Across the data below, how many lines hold "أحاديث"? Answer with that number and nothing else.

---- Supplied entries

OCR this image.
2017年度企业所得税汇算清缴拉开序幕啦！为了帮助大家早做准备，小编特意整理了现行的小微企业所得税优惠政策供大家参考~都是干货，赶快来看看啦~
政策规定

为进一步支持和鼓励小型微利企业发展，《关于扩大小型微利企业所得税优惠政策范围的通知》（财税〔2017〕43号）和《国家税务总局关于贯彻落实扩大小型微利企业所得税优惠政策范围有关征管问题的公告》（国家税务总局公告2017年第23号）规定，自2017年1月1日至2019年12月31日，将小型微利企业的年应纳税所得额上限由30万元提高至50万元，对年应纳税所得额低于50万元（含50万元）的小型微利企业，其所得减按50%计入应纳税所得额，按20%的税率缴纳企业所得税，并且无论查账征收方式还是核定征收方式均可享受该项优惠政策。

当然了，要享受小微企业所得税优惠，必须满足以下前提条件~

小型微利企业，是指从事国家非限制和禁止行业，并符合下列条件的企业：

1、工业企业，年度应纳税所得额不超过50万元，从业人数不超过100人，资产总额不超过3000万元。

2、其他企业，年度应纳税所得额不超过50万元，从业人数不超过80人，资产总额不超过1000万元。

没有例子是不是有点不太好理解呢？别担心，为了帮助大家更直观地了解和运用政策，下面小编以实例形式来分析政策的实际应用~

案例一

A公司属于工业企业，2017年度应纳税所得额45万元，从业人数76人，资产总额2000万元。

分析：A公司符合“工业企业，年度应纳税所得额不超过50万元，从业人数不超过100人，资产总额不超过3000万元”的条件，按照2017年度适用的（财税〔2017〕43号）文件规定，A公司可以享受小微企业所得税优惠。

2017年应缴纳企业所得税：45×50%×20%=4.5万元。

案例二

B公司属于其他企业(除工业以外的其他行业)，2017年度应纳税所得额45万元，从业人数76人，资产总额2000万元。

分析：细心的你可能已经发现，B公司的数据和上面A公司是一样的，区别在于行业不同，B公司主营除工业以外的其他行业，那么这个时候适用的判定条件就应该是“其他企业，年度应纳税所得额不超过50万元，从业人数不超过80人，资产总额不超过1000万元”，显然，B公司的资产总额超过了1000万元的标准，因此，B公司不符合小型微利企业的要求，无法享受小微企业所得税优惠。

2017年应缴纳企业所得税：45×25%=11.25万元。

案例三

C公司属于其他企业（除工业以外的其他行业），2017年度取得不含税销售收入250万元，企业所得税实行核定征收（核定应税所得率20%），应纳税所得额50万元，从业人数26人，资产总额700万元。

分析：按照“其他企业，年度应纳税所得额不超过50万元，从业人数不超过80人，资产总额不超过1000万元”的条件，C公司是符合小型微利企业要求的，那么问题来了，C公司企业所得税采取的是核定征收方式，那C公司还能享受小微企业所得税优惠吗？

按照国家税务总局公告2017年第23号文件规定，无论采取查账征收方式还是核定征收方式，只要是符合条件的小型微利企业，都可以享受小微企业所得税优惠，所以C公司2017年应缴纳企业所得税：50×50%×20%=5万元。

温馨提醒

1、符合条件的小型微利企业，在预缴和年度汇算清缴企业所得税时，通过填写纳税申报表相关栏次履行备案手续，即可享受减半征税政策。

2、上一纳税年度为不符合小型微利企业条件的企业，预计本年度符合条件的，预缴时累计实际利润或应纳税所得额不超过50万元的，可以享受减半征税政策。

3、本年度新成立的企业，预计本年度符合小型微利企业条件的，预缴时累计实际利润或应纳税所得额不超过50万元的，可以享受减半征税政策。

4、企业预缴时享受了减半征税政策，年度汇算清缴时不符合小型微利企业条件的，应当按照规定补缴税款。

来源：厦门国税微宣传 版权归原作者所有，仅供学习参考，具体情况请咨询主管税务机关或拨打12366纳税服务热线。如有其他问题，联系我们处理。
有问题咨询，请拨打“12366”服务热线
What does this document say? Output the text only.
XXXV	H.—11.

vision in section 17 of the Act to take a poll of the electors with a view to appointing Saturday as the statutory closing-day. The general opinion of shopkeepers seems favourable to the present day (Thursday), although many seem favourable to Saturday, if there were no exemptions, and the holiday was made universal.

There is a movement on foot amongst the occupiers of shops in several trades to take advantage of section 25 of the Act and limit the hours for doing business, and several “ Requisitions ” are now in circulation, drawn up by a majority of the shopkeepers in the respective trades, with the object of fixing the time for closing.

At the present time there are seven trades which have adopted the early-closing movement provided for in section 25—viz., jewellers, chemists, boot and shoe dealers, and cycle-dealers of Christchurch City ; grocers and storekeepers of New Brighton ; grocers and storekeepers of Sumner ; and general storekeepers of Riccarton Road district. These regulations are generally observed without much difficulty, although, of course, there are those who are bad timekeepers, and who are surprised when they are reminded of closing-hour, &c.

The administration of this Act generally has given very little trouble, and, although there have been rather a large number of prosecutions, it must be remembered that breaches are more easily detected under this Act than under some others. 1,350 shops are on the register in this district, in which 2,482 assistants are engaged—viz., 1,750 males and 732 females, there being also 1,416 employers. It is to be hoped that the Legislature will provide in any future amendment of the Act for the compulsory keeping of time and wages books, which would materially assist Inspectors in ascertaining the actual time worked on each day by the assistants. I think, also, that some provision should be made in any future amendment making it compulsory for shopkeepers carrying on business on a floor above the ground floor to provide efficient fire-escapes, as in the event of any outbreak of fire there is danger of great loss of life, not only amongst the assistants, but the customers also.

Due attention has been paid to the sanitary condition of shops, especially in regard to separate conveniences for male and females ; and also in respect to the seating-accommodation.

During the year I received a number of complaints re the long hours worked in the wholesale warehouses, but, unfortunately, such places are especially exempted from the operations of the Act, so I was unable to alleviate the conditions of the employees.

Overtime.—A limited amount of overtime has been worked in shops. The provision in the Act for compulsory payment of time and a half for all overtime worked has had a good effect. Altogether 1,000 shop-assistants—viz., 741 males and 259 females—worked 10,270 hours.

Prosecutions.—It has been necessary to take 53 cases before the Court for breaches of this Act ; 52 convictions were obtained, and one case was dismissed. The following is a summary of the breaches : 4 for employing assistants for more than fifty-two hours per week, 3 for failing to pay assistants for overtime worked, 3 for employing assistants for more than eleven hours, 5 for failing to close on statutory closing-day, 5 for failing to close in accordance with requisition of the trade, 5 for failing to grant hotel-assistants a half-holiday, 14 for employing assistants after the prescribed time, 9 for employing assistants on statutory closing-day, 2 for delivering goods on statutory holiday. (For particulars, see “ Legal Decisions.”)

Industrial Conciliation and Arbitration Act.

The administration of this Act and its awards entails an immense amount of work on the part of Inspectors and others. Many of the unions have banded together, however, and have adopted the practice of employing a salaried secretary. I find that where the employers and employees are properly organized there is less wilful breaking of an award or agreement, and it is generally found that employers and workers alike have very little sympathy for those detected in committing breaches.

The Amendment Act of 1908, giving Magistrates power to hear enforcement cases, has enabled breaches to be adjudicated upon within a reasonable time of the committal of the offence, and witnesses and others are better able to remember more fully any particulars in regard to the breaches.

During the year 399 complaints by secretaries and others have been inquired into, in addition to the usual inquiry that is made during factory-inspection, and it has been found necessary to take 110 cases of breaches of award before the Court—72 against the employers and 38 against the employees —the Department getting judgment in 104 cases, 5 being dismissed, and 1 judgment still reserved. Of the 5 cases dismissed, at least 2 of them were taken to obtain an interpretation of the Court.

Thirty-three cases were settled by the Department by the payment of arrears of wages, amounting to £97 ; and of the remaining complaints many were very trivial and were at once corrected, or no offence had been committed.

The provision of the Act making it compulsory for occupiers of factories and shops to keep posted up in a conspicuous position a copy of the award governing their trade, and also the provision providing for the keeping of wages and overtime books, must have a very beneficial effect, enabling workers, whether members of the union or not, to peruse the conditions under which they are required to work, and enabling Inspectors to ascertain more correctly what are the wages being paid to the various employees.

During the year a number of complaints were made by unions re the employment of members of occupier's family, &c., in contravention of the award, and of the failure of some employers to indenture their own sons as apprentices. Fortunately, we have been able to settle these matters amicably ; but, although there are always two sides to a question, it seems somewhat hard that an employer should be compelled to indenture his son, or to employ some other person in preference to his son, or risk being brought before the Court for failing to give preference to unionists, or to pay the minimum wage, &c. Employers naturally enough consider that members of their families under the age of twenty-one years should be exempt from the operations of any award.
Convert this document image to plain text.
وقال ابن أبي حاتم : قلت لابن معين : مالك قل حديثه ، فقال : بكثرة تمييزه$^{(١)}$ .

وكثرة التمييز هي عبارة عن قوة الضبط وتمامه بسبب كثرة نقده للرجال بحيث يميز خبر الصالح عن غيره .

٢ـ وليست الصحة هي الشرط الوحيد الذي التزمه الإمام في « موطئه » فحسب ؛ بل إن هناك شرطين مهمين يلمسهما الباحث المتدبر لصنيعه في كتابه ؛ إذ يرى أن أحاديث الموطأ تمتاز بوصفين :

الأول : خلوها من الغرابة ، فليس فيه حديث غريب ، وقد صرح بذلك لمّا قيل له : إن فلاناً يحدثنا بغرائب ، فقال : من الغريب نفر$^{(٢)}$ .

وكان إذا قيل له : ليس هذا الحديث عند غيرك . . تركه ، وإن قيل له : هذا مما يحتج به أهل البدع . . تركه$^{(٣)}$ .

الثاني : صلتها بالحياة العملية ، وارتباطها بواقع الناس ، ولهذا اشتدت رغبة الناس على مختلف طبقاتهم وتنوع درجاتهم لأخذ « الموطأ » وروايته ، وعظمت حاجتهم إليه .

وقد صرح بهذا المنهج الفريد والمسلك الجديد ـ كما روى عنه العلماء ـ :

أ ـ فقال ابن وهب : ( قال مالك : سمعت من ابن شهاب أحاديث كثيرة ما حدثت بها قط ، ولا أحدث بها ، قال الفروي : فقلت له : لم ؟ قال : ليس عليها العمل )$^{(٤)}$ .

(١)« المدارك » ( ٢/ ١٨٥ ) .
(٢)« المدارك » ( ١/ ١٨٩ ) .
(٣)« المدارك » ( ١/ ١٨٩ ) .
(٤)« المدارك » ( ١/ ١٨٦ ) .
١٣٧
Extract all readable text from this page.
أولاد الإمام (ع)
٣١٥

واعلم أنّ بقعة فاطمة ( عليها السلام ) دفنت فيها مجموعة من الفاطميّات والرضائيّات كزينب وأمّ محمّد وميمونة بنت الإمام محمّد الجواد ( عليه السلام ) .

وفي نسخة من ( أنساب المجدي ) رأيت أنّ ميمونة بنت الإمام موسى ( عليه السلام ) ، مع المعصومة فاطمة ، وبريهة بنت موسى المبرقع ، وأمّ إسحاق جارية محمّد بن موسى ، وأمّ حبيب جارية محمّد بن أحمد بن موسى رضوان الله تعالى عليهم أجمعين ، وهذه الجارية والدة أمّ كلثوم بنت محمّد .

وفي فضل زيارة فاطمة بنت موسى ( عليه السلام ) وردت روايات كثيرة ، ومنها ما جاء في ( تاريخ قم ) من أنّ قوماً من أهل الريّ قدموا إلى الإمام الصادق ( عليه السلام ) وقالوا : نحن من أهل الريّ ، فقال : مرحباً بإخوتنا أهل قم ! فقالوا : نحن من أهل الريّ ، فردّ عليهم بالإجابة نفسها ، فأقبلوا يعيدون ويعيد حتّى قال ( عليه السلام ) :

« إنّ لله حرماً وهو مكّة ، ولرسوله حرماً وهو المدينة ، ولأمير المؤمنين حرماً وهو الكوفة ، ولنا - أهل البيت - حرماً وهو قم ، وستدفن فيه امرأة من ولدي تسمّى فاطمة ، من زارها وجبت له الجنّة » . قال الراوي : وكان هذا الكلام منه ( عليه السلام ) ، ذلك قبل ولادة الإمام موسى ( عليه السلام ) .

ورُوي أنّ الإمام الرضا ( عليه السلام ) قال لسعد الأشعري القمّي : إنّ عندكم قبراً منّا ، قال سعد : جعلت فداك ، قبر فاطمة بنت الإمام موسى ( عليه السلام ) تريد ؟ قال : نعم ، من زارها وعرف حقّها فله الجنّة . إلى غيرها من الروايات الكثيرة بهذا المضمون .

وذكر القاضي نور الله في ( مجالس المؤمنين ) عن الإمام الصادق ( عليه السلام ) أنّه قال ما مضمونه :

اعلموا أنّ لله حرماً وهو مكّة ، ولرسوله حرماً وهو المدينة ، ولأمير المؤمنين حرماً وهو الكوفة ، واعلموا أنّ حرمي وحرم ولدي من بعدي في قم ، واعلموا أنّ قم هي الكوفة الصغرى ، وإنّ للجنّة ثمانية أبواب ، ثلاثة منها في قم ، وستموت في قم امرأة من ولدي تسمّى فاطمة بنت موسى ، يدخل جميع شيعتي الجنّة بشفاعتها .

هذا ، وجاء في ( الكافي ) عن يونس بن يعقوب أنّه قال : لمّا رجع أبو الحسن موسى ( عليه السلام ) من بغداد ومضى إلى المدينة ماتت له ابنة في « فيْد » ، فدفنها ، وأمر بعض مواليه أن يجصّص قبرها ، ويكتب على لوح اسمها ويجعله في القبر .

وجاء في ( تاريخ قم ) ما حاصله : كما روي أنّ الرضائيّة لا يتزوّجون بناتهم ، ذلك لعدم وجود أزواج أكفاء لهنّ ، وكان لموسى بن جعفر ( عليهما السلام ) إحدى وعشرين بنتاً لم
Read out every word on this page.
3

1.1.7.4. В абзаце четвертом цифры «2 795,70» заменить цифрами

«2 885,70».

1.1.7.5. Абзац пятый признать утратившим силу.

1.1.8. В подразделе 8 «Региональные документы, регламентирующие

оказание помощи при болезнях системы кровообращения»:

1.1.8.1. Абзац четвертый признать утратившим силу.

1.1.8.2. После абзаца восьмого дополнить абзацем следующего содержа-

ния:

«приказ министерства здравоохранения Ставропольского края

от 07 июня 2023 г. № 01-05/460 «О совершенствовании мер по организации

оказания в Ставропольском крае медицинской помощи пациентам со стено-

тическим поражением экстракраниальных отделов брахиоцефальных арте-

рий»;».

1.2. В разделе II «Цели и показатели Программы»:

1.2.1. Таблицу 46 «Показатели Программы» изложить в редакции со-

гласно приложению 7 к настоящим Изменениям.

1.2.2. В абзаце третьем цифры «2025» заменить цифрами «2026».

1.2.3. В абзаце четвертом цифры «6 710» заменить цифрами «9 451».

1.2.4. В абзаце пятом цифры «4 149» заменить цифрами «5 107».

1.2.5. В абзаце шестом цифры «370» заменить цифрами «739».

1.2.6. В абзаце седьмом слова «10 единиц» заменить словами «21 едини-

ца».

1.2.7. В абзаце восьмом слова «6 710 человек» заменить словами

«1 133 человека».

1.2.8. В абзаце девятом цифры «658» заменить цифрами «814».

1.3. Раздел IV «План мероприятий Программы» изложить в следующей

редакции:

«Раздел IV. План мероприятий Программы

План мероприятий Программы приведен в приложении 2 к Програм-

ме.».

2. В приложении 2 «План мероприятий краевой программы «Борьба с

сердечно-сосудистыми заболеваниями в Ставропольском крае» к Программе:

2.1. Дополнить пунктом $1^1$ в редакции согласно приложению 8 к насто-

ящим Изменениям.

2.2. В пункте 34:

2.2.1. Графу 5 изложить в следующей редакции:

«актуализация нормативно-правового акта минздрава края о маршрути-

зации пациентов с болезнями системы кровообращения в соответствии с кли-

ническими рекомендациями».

--------

### Solution for this exercise:
2